Dataset records

◇ ◇ ◇ ◇ ◇ ◇ ◇

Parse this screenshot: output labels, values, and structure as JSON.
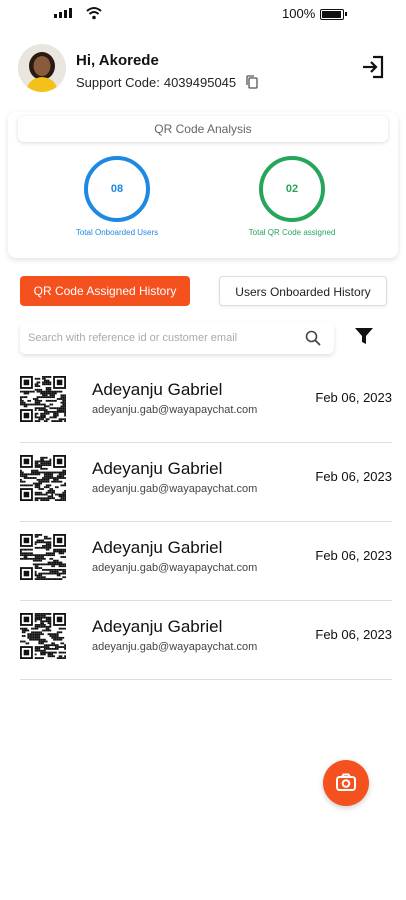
{
  "status_bar": {
    "battery": "100%",
    "battery_level": 1.0
  },
  "header": {
    "greeting": "Hi, Akorede",
    "support_label": "Support Code:",
    "support_code": "4039495045"
  },
  "analysis": {
    "title": "QR Code Analysis",
    "stats": [
      {
        "value": "08",
        "label": "Total Onboarded Users",
        "color": "#1e88e5"
      },
      {
        "value": "02",
        "label": "Total QR Code assigned",
        "color": "#27a55a"
      }
    ]
  },
  "tabs": {
    "active": "QR Code Assigned History",
    "inactive": "Users Onboarded History"
  },
  "search": {
    "placeholder": "Search with reference id or customer email",
    "value": ""
  },
  "list": [
    {
      "name": "Adeyanju Gabriel",
      "email": "adeyanju.gab@wayapaychat.com",
      "date": "Feb 06, 2023"
    },
    {
      "name": "Adeyanju Gabriel",
      "email": "adeyanju.gab@wayapaychat.com",
      "date": "Feb 06, 2023"
    },
    {
      "name": "Adeyanju Gabriel",
      "email": "adeyanju.gab@wayapaychat.com",
      "date": "Feb 06, 2023"
    },
    {
      "name": "Adeyanju Gabriel",
      "email": "adeyanju.gab@wayapaychat.com",
      "date": "Feb 06, 2023"
    }
  ],
  "colors": {
    "accent": "#f4511e",
    "blue": "#1e88e5",
    "green": "#27a55a"
  },
  "icons": [
    "signal-icon",
    "wifi-icon",
    "battery-icon",
    "copy-icon",
    "logout-icon",
    "search-icon",
    "filter-icon",
    "qr-code-icon",
    "camera-icon"
  ]
}
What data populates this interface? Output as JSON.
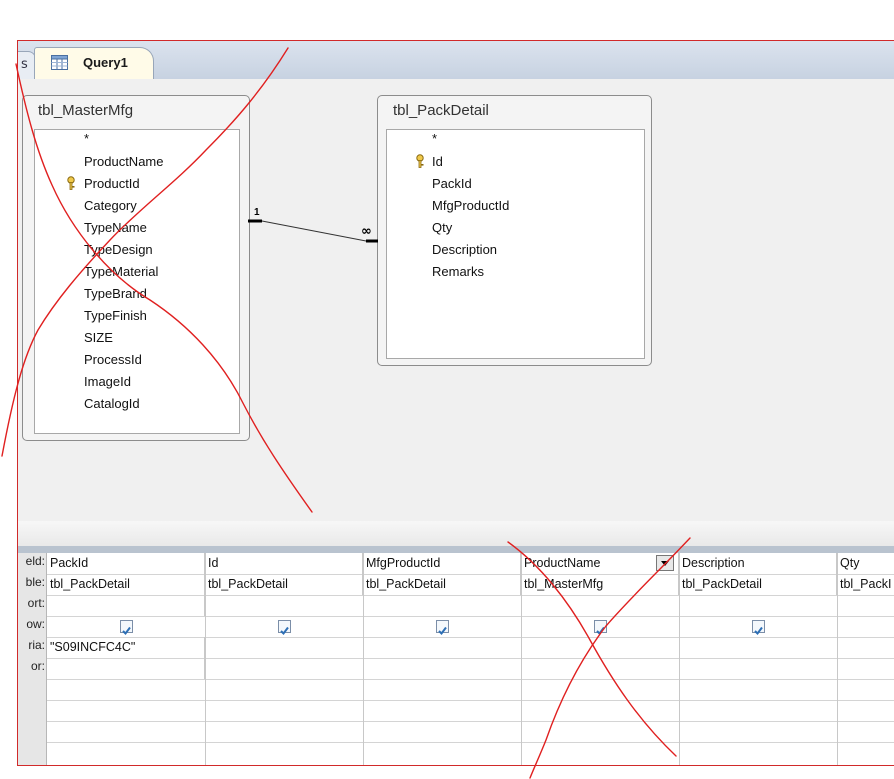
{
  "tabs": {
    "previous_tab_label": "s",
    "active_tab_label": "Query1"
  },
  "tables": [
    {
      "name": "tbl_MasterMfg",
      "fields": [
        "*",
        "ProductName",
        "ProductId",
        "Category",
        "TypeName",
        "TypeDesign",
        "TypeMaterial",
        "TypeBrand",
        "TypeFinish",
        "SIZE",
        "ProcessId",
        "ImageId",
        "CatalogId"
      ],
      "primary_key": "ProductId"
    },
    {
      "name": "tbl_PackDetail",
      "fields": [
        "*",
        "Id",
        "PackId",
        "MfgProductId",
        "Qty",
        "Description",
        "Remarks"
      ],
      "primary_key": "Id"
    }
  ],
  "relationship": {
    "one_side_label": "1",
    "many_side_label": "∞"
  },
  "grid": {
    "row_headers": [
      "eld:",
      "ble:",
      "ort:",
      "ow:",
      "ria:",
      "or:"
    ],
    "columns": [
      {
        "field": "PackId",
        "table": "tbl_PackDetail",
        "sort": "",
        "show": true,
        "criteria": "\"S09INCFC4C\"",
        "or": ""
      },
      {
        "field": "Id",
        "table": "tbl_PackDetail",
        "sort": "",
        "show": true,
        "criteria": "",
        "or": ""
      },
      {
        "field": "MfgProductId",
        "table": "tbl_PackDetail",
        "sort": "",
        "show": true,
        "criteria": "",
        "or": ""
      },
      {
        "field": "ProductName",
        "table": "tbl_MasterMfg",
        "sort": "",
        "show": true,
        "criteria": "",
        "or": ""
      },
      {
        "field": "Description",
        "table": "tbl_PackDetail",
        "sort": "",
        "show": true,
        "criteria": "",
        "or": ""
      },
      {
        "field": "Qty",
        "table": "tbl_PackI",
        "sort": "",
        "show": false,
        "criteria": "",
        "or": ""
      }
    ]
  },
  "colors": {
    "annotation": "#e02020",
    "frame_border": "#d12a2a",
    "tab_active_bg": "#fffbe8",
    "checkbox_check": "#2d6fb5"
  },
  "icons": {
    "tab_icon": "query-datasheet-icon",
    "key_icon": "primary-key-icon",
    "dropdown_icon": "dropdown-arrow-icon",
    "checkbox_icon": "checkbox-checked-icon"
  }
}
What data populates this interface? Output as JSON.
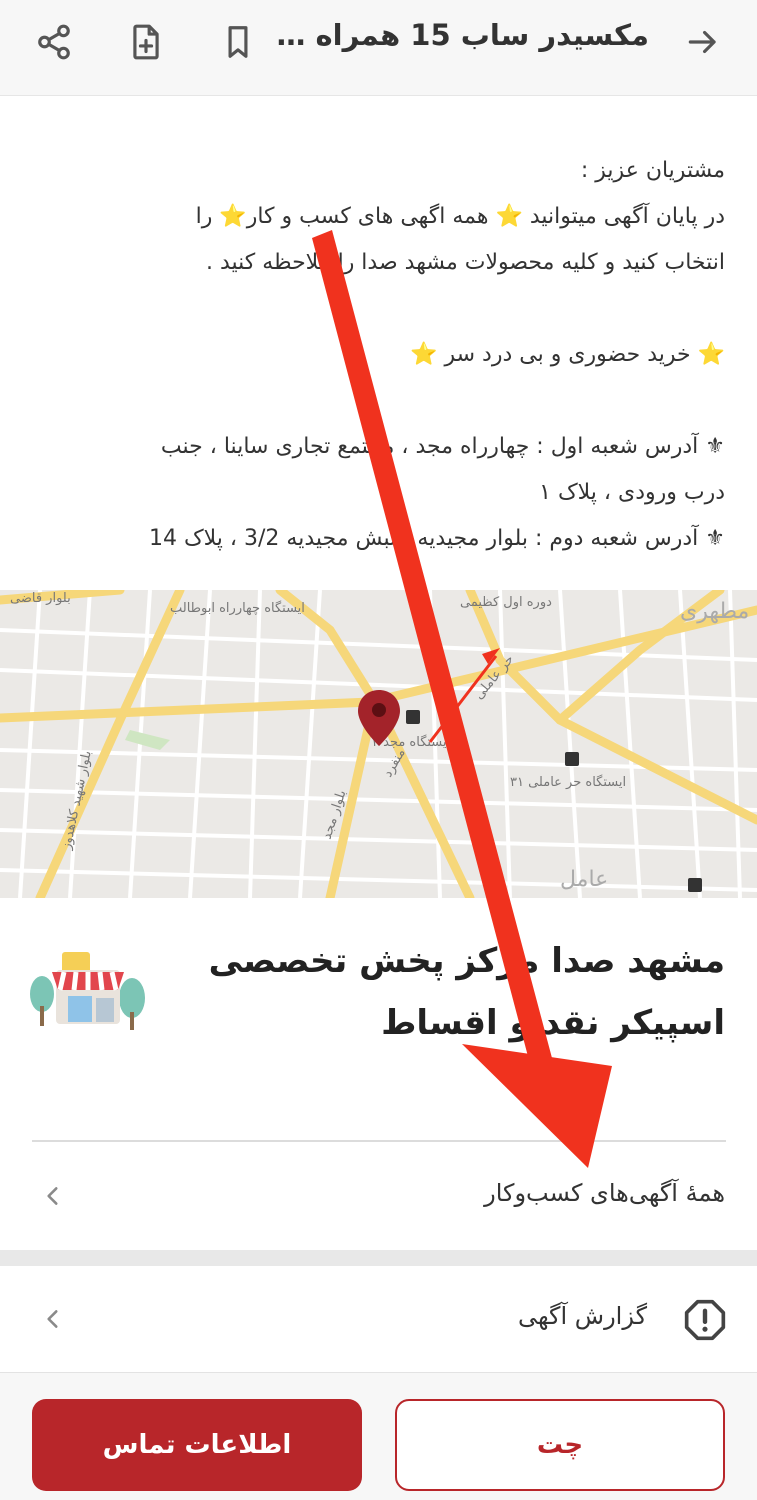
{
  "header": {
    "title": "مکسیدر ساب 15 همراه آ...",
    "back_icon": "arrow-right-icon",
    "bookmark_icon": "bookmark-icon",
    "note_icon": "note-add-icon",
    "share_icon": "share-icon"
  },
  "description": {
    "line1": "مشتریان عزیز :",
    "line2": "در پایان آگهی میتوانید ⭐ همه اگهی های کسب و کار⭐ را",
    "line3": "انتخاب کنید و کلیه محصولات مشهد صدا را ملاحظه کنید .",
    "line4": "⭐ خرید حضوری و بی درد سر ⭐",
    "line5": "⚜ آدرس شعبه اول : چهارراه مجد ، مجتمع تجاری ساینا ، جنب",
    "line6": "درب ورودی ، پلاک ۱",
    "line7": "⚜ آدرس شعبه دوم : بلوار مجیدیه ، نبش مجیدیه 3/2 ، پلاک 14"
  },
  "map": {
    "labels": {
      "l1": "بلوار قاضی",
      "l2": "ایستگاه چهارراه ابوطالب",
      "l3": "دوره اول کظیمی",
      "l4": "شهید مطهری",
      "l5": "حر عاملی",
      "l6": "ایستگاه مجد ۴",
      "l7": "بلوار شهید کلاهدوز",
      "l8": "ایستگاه حر عاملی ۳۱",
      "l9": "منفرد",
      "l10": "بلوار مجد",
      "l11": "عامل"
    },
    "pin_color": "#a3232a"
  },
  "business": {
    "name_line1": "مشهد صدا مرکز پخش تخصصی",
    "name_line2": "اسپیکر نقد و اقساط"
  },
  "links": {
    "all_ads": "همهٔ آگهی‌های کسب‌وکار",
    "report": "گزارش آگهی"
  },
  "buttons": {
    "contact": "اطلاعات تماس",
    "chat": "چت"
  },
  "colors": {
    "brand": "#b8262a",
    "overlay_arrow": "#f0321e"
  }
}
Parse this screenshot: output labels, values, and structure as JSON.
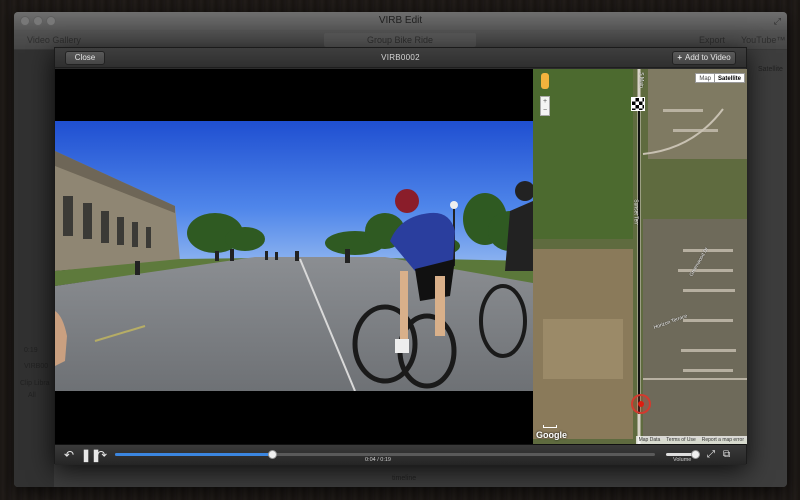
{
  "app": {
    "title": "VIRB Edit",
    "toolbar": {
      "video_gallery": "Video Gallery",
      "project_name": "Group Bike Ride",
      "export": "Export",
      "youtube": "YouTube™"
    },
    "sidebar_ghost": {
      "time": "0:19",
      "clip_name": "VIRB00",
      "clip_library": "Clip Libra",
      "all": "All",
      "timeline_label": "timeline",
      "satellite": "Satellite"
    }
  },
  "modal": {
    "close_label": "Close",
    "title": "VIRB0002",
    "add_label": "Add to Video"
  },
  "map": {
    "type_map": "Map",
    "type_satellite": "Satellite",
    "logo": "Google",
    "footer": [
      "Map Data",
      "Terms of Use",
      "Report a map error"
    ],
    "streets": [
      "S Main",
      "Sunset Terr",
      "Greenwood Dr",
      "Horizon Terrace"
    ]
  },
  "controls": {
    "time": "0:04 / 0:19",
    "volume_label": "Volume",
    "progress": 0.29,
    "volume": 0.85
  },
  "colors": {
    "accent": "#3b86e0",
    "marker": "#d23a2e"
  }
}
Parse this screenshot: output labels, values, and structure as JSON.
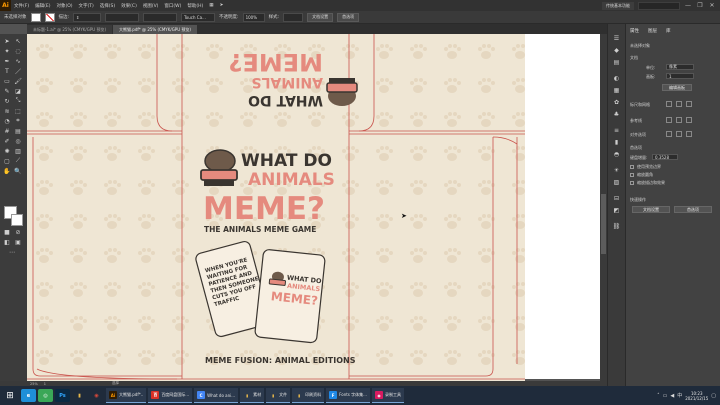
{
  "app": {
    "logo": "Ai"
  },
  "menu": {
    "items": [
      "文件(F)",
      "编辑(E)",
      "对象(O)",
      "文字(T)",
      "选择(S)",
      "效果(C)",
      "视图(V)",
      "窗口(W)",
      "帮助(H)"
    ],
    "workspace": "传统基本功能",
    "window_controls": [
      "—",
      "❐",
      "✕"
    ]
  },
  "control_bar": {
    "selection_label": "未选择对象",
    "stroke_label": "描边:",
    "brush_label": "Touch Ca...",
    "style_label": "不透明度:",
    "opacity_value": "100%",
    "style2_label": "样式:",
    "doc_setup_button": "文档设置",
    "prefs_button": "首选项"
  },
  "tabs": [
    {
      "label": "未标题-1.ai* @ 25% (CMYK/GPU 预览)",
      "active": false
    },
    {
      "label": "大熊猫.pdf* @ 25% (CMYK/GPU 预览)",
      "active": true
    }
  ],
  "artwork": {
    "title_top": "WHAT DO",
    "title_mid": "ANIMALS",
    "title_big": "MEME?",
    "subtitle": "THE ANIMALS MEME GAME",
    "card1_text": [
      "WHEN YOU'RE",
      "WAITING FOR",
      "PATIENCE AND",
      "THEN SOMEONE",
      "CUTS YOU OFF",
      "TRAFFIC"
    ],
    "card2_top": "WHAT DO",
    "card2_mid": "ANIMALS",
    "card2_big": "MEME?",
    "footer": "MEME FUSION: ANIMAL EDITIONS",
    "colors": {
      "dark": "#3a3530",
      "coral": "#e58a7e",
      "bg": "#efe6d4",
      "paw": "#e5d7c0",
      "dieline": "#c9534c"
    }
  },
  "panel": {
    "tabs": [
      "属性",
      "图层",
      "库"
    ],
    "no_selection": "未选择对象",
    "doc_label": "文档",
    "units_label": "单位:",
    "units_value": "像素",
    "artboard_label": "画板:",
    "artboard_value": "1",
    "edit_artboard_button": "编辑画板",
    "ruler_label": "标尺和网格",
    "guides_label": "参考线",
    "align_label": "对齐选项",
    "prefs_label": "首选项",
    "keyboard_label": "键盘增量:",
    "keyboard_value": "0.3528",
    "check1": "使用预览边界",
    "check2": "缩放圆角",
    "check3": "缩放描边和效果",
    "quick_label": "快速操作",
    "quick_doc_setup": "文档设置",
    "quick_prefs": "首选项"
  },
  "status": {
    "zoom": "25%",
    "artboard": "1",
    "tool": "选择"
  },
  "taskbar": {
    "apps": [
      {
        "label": "大熊猫.pdf*..",
        "icon": "Ai",
        "color": "#ff9a00"
      },
      {
        "label": "百度网盘国际...",
        "icon": "百",
        "color": "#d93025"
      },
      {
        "label": "What do ani...",
        "icon": "C",
        "color": "#4285f4"
      },
      {
        "label": "素材",
        "icon": "▮",
        "color": "#e8b84a"
      },
      {
        "label": "文件",
        "icon": "▮",
        "color": "#e8b84a"
      },
      {
        "label": "印刷资料",
        "icon": "▮",
        "color": "#e8b84a"
      },
      {
        "label": "Fonts 字体集...",
        "icon": "F",
        "color": "#1e88e5"
      },
      {
        "label": "录制工具",
        "icon": "◉",
        "color": "#d81b60"
      }
    ],
    "pinned": [
      {
        "name": "ie-icon",
        "icon": "e",
        "color": "#1f8fd8"
      },
      {
        "name": "360-icon",
        "icon": "◎",
        "color": "#3aa757"
      },
      {
        "name": "photoshop-icon",
        "icon": "Ps",
        "color": "#0b2a43"
      },
      {
        "name": "folder-icon",
        "icon": "▮",
        "color": "#e8b84a"
      },
      {
        "name": "chrome-icon",
        "icon": "◉",
        "color": "#2f8f46"
      }
    ],
    "clock_time": "10:23",
    "clock_date": "2021/12/15"
  }
}
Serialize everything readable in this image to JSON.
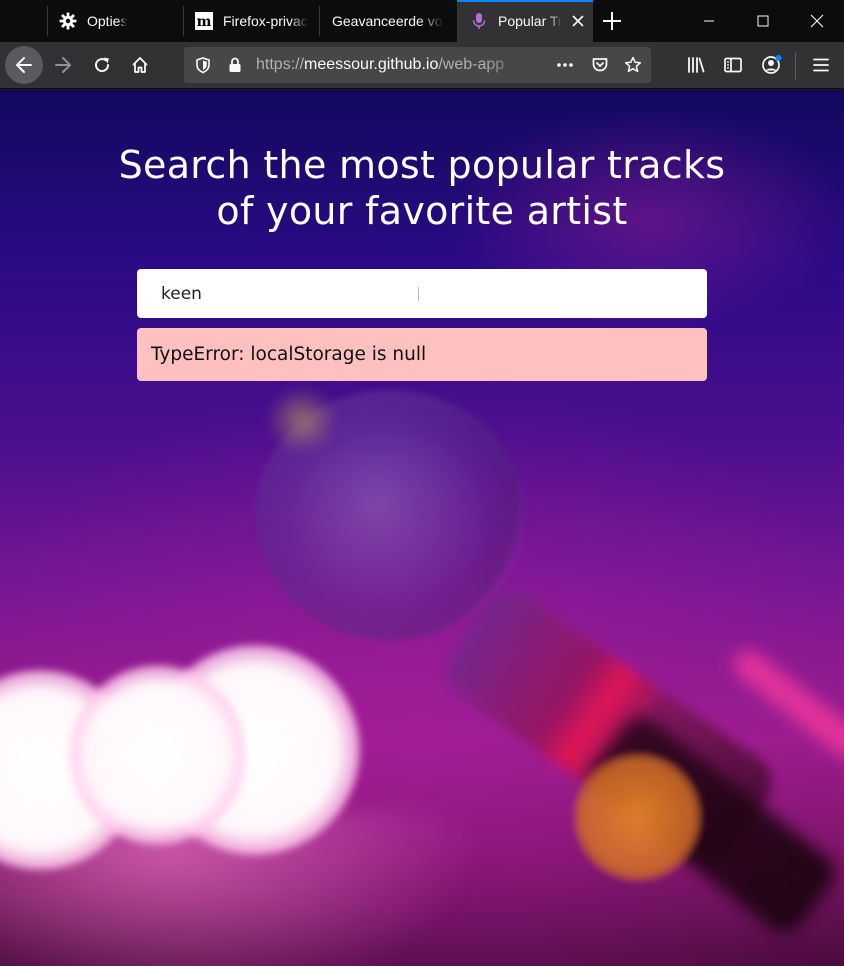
{
  "browser": {
    "tabs": [
      {
        "label": "Opties",
        "icon": "gear-icon",
        "active": false
      },
      {
        "label": "Firefox-privacy",
        "icon": "m-logo-icon",
        "active": false
      },
      {
        "label": "Geavanceerde voo",
        "icon": "",
        "active": false
      },
      {
        "label": "Popular Tr",
        "icon": "microphone-icon",
        "active": true
      }
    ],
    "url": {
      "scheme": "https://",
      "host": "meessour.github.io",
      "path": "/web-app"
    },
    "colors": {
      "tab_accent": "#0a84ff",
      "toolbar": "#323234",
      "tabstrip": "#0c0c0d"
    }
  },
  "page": {
    "headline": "Search the most popular tracks of your favorite artist",
    "search": {
      "value": "keen",
      "placeholder": ""
    },
    "error": "TypeError: localStorage is null",
    "colors": {
      "error_bg": "#ffc0c0",
      "text": "#ffffff"
    }
  }
}
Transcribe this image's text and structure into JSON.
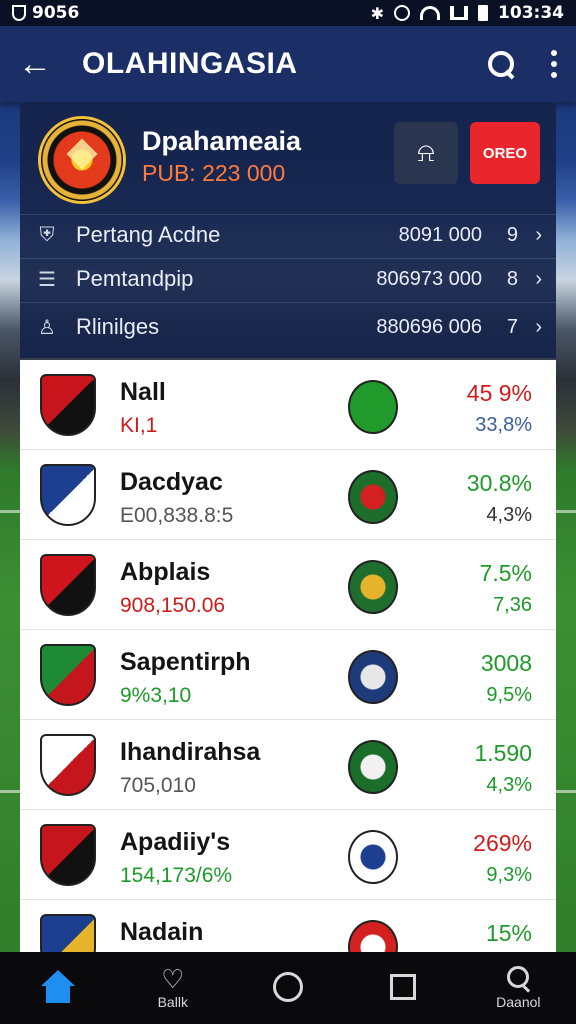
{
  "status_bar": {
    "left_text": "9056",
    "time": "103:34"
  },
  "app_bar": {
    "title": "OLAHINGASIA"
  },
  "header": {
    "club_name": "Dpahameaia",
    "price": "PUB: 223 000",
    "action_label": "OREO",
    "rows": [
      {
        "icon": "shield-icon",
        "glyph": "⛨",
        "label": "Pertang Acdne",
        "value": "8091 000",
        "num": "9"
      },
      {
        "icon": "list-icon",
        "glyph": "☰",
        "label": "Pemtandpip",
        "value": "806973 000",
        "num": "8"
      },
      {
        "icon": "person-icon",
        "glyph": "♙",
        "label": "Rlinilges",
        "value": "880696 006",
        "num": "7"
      }
    ]
  },
  "teams": [
    {
      "name": "Nall",
      "sub": "KI,1",
      "sub_color": "#d11a1a",
      "p1": "45 9%",
      "p1_color": "#d11a1a",
      "p2": "33,8%",
      "p2_color": "#3a5f9e",
      "crest": [
        "#c8141b",
        "#111111"
      ],
      "badge": [
        "#1f9a2b",
        "#1f9a2b"
      ]
    },
    {
      "name": "Dacdyac",
      "sub": "E00,838.8:5",
      "sub_color": "#555555",
      "p1": "30.8%",
      "p1_color": "#1e9a2a",
      "p2": "4,3%",
      "p2_color": "#333333",
      "crest": [
        "#1d3f8f",
        "#ffffff"
      ],
      "badge": [
        "#1d6e2a",
        "#d42020"
      ]
    },
    {
      "name": "Abplais",
      "sub": "908,150.06",
      "sub_color": "#d11a1a",
      "p1": "7.5%",
      "p1_color": "#1e9a2a",
      "p2": "7,36",
      "p2_color": "#1e9a2a",
      "crest": [
        "#d0161d",
        "#111111"
      ],
      "badge": [
        "#1f6e2d",
        "#e5b42a"
      ]
    },
    {
      "name": "Sapentirph",
      "sub": "9%3,10",
      "sub_color": "#1e9a2a",
      "p1": "3008",
      "p1_color": "#1e9a2a",
      "p2": "9,5%",
      "p2_color": "#1e9a2a",
      "crest": [
        "#1e8a35",
        "#c4161c"
      ],
      "badge": [
        "#1d3a7a",
        "#e7e7e7"
      ]
    },
    {
      "name": "Ihandirahsa",
      "sub": "705,010",
      "sub_color": "#555555",
      "p1": "1.590",
      "p1_color": "#1e9a2a",
      "p2": "4,3%",
      "p2_color": "#1e9a2a",
      "crest": [
        "#ffffff",
        "#c4161c"
      ],
      "badge": [
        "#1a6e2a",
        "#f1f1f1"
      ]
    },
    {
      "name": "Apadiiy's",
      "sub": "154,173/6%",
      "sub_color": "#1e9a2a",
      "p1": "269%",
      "p1_color": "#d11a1a",
      "p2": "9,3%",
      "p2_color": "#1e9a2a",
      "crest": [
        "#c4161c",
        "#111111"
      ],
      "badge": [
        "#ffffff",
        "#1d3f8f"
      ]
    },
    {
      "name": "Nadain",
      "sub": "",
      "sub_color": "#555555",
      "p1": "15%",
      "p1_color": "#1e9a2a",
      "p2": "",
      "p2_color": "#1e9a2a",
      "crest": [
        "#1d3f8f",
        "#e5b42a"
      ],
      "badge": [
        "#d42020",
        "#ffffff"
      ]
    }
  ],
  "bottom_nav": [
    {
      "id": "home",
      "label": ""
    },
    {
      "id": "favorites",
      "label": "Ballk"
    },
    {
      "id": "circle",
      "label": ""
    },
    {
      "id": "square",
      "label": ""
    },
    {
      "id": "search",
      "label": "Daanol"
    }
  ]
}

◇ ◇ ◇ ◇ ◇ ◇ ◇

▶ SET TASK
Copy out every line that includes the word "placeholder".

▶ ANSWER TO THE TASK
    "placeholder": "Search with reference id or customer email",
      "placeholder": ""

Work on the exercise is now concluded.